A TAAG – Linhas Aéreas de Angola gastou mais de 11 milhões de dólares em serviços de auditoria e consultoria entre 2020 e 2025, segundo documentos publicados pelo Instituto de Gestão de Activos e Participações do Estado (IGAPE). A companhia aérea de bandeira nacional concentrou a maior fatia destas despesas nos últimos dois anos do período analisado.

Concentração de gastos em 2023 e 2024

As demonstrações financeiras, consultadas pelo Polígrafo África, revelam que 2023 e 2024 absorveram 7,1 mil milhões de kwanzas (cerca de 8 milhões de dólares) em despesas com auditores e consultores, representando 67% do total do quinquénio.

• _Excertos de dados_
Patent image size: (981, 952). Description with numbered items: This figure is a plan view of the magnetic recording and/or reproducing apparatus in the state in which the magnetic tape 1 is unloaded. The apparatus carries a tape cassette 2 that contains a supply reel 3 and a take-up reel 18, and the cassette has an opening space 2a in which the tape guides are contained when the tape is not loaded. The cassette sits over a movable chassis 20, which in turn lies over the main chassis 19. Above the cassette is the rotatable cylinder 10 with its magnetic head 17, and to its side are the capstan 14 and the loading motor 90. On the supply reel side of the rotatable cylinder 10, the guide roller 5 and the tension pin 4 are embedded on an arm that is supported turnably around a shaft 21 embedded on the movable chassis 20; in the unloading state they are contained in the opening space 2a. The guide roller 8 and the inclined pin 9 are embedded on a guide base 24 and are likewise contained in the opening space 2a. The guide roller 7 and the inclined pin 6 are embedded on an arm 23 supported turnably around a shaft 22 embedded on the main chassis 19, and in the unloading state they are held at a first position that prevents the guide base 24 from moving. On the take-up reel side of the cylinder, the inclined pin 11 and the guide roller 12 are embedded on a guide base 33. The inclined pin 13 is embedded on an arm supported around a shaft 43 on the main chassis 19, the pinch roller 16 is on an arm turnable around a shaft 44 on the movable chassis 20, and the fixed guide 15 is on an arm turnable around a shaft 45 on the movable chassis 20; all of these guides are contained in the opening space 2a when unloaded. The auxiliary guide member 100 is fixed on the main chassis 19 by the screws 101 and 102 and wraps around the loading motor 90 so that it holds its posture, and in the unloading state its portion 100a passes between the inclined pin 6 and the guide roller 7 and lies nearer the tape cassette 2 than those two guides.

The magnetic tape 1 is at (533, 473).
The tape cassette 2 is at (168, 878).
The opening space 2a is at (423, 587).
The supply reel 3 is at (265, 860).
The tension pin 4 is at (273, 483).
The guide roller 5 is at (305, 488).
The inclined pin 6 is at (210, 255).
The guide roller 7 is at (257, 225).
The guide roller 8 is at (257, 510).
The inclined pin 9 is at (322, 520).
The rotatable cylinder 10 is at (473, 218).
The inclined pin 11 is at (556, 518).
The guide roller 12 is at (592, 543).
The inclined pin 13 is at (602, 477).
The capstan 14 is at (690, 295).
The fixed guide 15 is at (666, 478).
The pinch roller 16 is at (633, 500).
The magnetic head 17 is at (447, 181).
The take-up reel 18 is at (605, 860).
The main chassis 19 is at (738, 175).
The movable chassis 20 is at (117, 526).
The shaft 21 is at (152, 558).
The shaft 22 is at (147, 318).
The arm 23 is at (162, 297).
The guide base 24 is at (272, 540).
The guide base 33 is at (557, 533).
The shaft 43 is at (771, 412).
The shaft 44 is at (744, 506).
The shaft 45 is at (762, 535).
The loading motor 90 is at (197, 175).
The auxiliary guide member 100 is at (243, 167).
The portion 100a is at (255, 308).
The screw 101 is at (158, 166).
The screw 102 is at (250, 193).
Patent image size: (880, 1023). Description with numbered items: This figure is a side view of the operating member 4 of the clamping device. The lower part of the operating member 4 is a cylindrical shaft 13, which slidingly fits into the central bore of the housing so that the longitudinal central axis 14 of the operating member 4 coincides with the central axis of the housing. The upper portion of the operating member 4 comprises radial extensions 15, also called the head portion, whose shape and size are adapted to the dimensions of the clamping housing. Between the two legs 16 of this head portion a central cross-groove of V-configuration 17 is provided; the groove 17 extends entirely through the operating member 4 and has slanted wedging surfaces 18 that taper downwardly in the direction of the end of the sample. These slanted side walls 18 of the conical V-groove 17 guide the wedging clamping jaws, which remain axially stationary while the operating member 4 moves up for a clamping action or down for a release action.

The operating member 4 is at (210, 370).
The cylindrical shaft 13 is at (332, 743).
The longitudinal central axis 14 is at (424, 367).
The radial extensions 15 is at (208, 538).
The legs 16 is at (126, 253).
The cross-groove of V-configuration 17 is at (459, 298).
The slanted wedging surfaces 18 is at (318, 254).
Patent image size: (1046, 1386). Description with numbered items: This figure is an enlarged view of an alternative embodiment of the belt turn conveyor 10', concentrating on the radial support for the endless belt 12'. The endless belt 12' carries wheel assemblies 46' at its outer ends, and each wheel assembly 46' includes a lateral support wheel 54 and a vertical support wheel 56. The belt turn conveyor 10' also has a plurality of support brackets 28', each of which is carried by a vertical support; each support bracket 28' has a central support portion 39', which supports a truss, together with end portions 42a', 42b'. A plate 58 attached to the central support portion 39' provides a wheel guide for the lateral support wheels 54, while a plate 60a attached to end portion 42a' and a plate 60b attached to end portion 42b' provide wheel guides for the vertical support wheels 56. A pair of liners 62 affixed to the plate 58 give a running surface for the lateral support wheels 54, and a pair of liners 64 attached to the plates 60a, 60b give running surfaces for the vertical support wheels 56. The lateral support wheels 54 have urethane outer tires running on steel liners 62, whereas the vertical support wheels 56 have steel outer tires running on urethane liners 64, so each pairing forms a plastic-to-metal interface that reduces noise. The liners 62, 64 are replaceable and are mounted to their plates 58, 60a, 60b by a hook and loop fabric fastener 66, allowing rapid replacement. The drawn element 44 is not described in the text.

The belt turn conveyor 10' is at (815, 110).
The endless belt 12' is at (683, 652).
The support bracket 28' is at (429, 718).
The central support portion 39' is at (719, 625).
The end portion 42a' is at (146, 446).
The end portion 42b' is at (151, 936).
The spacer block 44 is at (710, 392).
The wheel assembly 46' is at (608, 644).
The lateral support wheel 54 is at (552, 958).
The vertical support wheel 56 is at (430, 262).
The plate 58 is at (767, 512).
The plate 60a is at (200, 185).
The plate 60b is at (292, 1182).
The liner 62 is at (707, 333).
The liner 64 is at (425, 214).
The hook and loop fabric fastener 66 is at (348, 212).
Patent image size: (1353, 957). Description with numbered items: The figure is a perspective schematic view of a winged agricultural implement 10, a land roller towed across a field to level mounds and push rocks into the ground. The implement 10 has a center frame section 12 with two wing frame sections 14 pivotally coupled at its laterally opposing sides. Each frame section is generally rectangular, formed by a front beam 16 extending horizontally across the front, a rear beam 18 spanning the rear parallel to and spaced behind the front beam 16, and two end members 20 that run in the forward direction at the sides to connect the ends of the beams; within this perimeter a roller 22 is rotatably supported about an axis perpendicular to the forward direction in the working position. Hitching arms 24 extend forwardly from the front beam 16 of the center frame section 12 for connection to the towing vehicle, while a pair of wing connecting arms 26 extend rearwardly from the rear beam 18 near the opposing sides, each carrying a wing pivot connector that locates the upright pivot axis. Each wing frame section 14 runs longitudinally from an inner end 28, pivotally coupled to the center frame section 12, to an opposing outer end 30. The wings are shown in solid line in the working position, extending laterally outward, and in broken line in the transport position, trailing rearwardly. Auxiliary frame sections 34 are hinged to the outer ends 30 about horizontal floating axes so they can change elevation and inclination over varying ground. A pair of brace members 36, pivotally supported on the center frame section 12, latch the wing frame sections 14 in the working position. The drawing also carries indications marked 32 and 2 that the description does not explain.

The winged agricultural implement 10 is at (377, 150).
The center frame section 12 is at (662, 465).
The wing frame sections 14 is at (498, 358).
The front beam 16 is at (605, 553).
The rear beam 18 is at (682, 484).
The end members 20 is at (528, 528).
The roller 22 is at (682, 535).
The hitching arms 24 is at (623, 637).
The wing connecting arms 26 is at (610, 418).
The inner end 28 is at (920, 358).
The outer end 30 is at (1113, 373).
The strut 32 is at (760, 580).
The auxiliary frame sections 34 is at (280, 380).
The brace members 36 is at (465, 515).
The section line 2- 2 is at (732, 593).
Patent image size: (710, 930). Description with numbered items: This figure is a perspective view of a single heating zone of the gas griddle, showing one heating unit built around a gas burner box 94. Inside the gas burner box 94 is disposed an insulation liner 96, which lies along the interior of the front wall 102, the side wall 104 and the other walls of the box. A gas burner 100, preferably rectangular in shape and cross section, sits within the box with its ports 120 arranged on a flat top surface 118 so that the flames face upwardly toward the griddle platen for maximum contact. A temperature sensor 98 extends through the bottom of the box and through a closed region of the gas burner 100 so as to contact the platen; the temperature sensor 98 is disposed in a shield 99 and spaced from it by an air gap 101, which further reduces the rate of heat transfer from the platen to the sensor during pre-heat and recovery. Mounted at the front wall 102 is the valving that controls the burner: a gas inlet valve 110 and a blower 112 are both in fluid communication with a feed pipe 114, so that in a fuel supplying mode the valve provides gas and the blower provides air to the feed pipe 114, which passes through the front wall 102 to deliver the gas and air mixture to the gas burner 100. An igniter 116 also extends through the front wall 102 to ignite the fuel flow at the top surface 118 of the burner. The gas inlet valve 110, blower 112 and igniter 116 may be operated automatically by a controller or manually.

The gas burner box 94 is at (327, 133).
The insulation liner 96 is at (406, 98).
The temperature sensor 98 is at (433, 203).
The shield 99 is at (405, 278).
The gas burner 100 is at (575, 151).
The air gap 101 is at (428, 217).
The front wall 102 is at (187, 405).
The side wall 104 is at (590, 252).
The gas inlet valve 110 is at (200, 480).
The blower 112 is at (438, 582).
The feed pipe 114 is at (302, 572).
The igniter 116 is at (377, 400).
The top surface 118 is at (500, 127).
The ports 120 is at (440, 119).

• _Ordem de serviço 1_
Indique se cada uma das afirmações seguintes está de acordo com o extrato da página, respondendo sim ou não e citando literalmente as palavras do extrato que o determinam: (a) A TAAG gastou mais de 11 milhões de dólares em serviços de auditoria e consultoria entre 2020 e 2025. (b) Os documentos que indicam estes gastos foram publicados pelo Polígrafo África. (c) Os anos de 2023 e 2024 correspondem a 67% do total das despesas do quinquénio.
• _Ordem de serviço 2_
Com base no extrato da página, explique em que dados assenta a afirmação de que a TAAG concentrou a maior fatia das despesas com auditoria e consultoria nos últimos dois anos do período analisado.
Para responder, recorra exclusivamente ao extrato da página.

• _Resultado 1_
(a) Sim: "gastou mais de 11 milhões de dólares em serviços de auditoria e consultoria entre 2020 e 2025".
(b) Não: "segundo documentos publicados pelo Instituto de Gestão de Activos e Participações do Estado (IGAPE)".
(c) Sim: "representando 67% do total do quinquénio".

• _Resultado 2_
Segundo as demonstrações financeiras, os anos de 2023 e 2024 absorveram 7,1 mil milhões de kwanzas, cerca de 8 milhões de dólares, em despesas com auditores e consultores. Este valor representa 67% do total do quinquénio.